═════ Data provided ═════
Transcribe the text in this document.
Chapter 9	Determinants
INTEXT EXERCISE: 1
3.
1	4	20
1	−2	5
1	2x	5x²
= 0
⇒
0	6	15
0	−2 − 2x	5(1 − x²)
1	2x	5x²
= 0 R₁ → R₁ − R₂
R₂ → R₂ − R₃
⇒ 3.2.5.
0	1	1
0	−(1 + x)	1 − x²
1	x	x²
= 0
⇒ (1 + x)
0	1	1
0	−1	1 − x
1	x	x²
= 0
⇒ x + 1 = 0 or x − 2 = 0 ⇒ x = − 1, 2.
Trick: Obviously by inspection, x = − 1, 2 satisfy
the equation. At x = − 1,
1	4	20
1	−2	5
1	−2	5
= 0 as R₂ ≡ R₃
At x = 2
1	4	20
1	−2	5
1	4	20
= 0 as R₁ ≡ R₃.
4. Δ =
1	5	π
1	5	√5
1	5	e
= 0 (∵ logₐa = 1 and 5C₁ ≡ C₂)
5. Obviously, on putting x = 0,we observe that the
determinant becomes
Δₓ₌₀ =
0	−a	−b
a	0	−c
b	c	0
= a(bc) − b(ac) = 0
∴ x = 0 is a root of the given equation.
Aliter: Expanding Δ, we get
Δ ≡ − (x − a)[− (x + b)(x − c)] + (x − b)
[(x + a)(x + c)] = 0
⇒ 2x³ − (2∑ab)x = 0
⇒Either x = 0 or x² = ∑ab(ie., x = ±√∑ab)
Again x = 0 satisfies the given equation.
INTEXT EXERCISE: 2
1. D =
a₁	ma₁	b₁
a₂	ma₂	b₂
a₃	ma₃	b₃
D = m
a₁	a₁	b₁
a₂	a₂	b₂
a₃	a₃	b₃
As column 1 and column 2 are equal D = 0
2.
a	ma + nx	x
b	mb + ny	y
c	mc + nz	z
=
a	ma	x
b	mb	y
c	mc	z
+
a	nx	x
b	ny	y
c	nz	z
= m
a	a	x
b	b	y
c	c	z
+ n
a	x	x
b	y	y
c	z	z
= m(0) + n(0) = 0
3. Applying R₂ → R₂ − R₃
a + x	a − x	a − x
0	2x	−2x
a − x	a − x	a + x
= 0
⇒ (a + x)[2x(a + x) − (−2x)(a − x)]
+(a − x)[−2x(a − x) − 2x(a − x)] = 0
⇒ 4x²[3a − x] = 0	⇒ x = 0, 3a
═════
What you have to do »
Please quote the records above exactly, without skipping a line.

Expected output »
Transcribe the text in this document.
Chapter 9	Determinants
INTEXT EXERCISE: 1
3.
1	4	20
1	−2	5
1	2x	5x²
= 0
⇒
0	6	15
0	−2 − 2x	5(1 − x²)
1	2x	5x²
= 0 R₁ → R₁ − R₂
R₂ → R₂ − R₃
⇒ 3.2.5.
0	1	1
0	−(1 + x)	1 − x²
1	x	x²
= 0
⇒ (1 + x)
0	1	1
0	−1	1 − x
1	x	x²
= 0
⇒ x + 1 = 0 or x − 2 = 0 ⇒ x = − 1, 2.
Trick: Obviously by inspection, x = − 1, 2 satisfy
the equation. At x = − 1,
1	4	20
1	−2	5
1	−2	5
= 0 as R₂ ≡ R₃
At x = 2
1	4	20
1	−2	5
1	4	20
= 0 as R₁ ≡ R₃.
4. Δ =
1	5	π
1	5	√5
1	5	e
= 0 (∵ logₐa = 1 and 5C₁ ≡ C₂)
5. Obviously, on putting x = 0,we observe that the
determinant becomes
Δₓ₌₀ =
0	−a	−b
a	0	−c
b	c	0
= a(bc) − b(ac) = 0
∴ x = 0 is a root of the given equation.
Aliter: Expanding Δ, we get
Δ ≡ − (x − a)[− (x + b)(x − c)] + (x − b)
[(x + a)(x + c)] = 0
⇒ 2x³ − (2∑ab)x = 0
⇒Either x = 0 or x² = ∑ab(ie., x = ±√∑ab)
Again x = 0 satisfies the given equation.
INTEXT EXERCISE: 2
1. D =
a₁	ma₁	b₁
a₂	ma₂	b₂
a₃	ma₃	b₃
D = m
a₁	a₁	b₁
a₂	a₂	b₂
a₃	a₃	b₃
As column 1 and column 2 are equal D = 0
2.
a	ma + nx	x
b	mb + ny	y
c	mc + nz	z
=
a	ma	x
b	mb	y
c	mc	z
+
a	nx	x
b	ny	y
c	nz	z
= m
a	a	x
b	b	y
c	c	z
+ n
a	x	x
b	y	y
c	z	z
= m(0) + n(0) = 0
3. Applying R₂ → R₂ − R₃
a + x	a − x	a − x
0	2x	−2x
a − x	a − x	a + x
= 0
⇒ (a + x)[2x(a + x) − (−2x)(a − x)]
+(a − x)[−2x(a − x) − 2x(a − x)] = 0
⇒ 4x²[3a − x] = 0	⇒ x = 0, 3a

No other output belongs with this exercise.